Extracted data entries:
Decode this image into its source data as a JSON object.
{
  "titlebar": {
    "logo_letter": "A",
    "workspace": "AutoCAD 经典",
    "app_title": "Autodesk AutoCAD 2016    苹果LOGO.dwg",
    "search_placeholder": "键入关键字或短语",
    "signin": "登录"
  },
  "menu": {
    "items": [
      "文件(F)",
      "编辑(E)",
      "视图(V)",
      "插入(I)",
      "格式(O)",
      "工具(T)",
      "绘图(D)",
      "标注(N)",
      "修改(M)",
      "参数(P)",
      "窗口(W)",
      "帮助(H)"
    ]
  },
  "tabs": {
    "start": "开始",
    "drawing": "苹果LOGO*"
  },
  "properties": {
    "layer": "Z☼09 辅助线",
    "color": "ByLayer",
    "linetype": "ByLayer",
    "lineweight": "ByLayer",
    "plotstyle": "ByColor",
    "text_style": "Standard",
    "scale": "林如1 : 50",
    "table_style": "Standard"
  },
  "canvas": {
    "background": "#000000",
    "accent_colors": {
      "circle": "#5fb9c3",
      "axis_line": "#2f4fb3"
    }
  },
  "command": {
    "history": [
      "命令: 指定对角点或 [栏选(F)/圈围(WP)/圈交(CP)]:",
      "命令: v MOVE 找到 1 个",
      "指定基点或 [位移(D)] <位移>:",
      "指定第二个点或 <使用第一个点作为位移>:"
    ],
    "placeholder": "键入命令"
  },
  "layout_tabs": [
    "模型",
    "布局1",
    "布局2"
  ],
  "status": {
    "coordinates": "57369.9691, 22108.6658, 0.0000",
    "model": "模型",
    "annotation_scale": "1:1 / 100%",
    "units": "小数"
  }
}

▶ _Directions_
Using the records above, gather all lines where the string "AutoCAD" is present.

▶ _Output of the task_
    "workspace": "AutoCAD 经典",
    "app_title": "Autodesk AutoCAD 2016    苹果LOGO.dwg",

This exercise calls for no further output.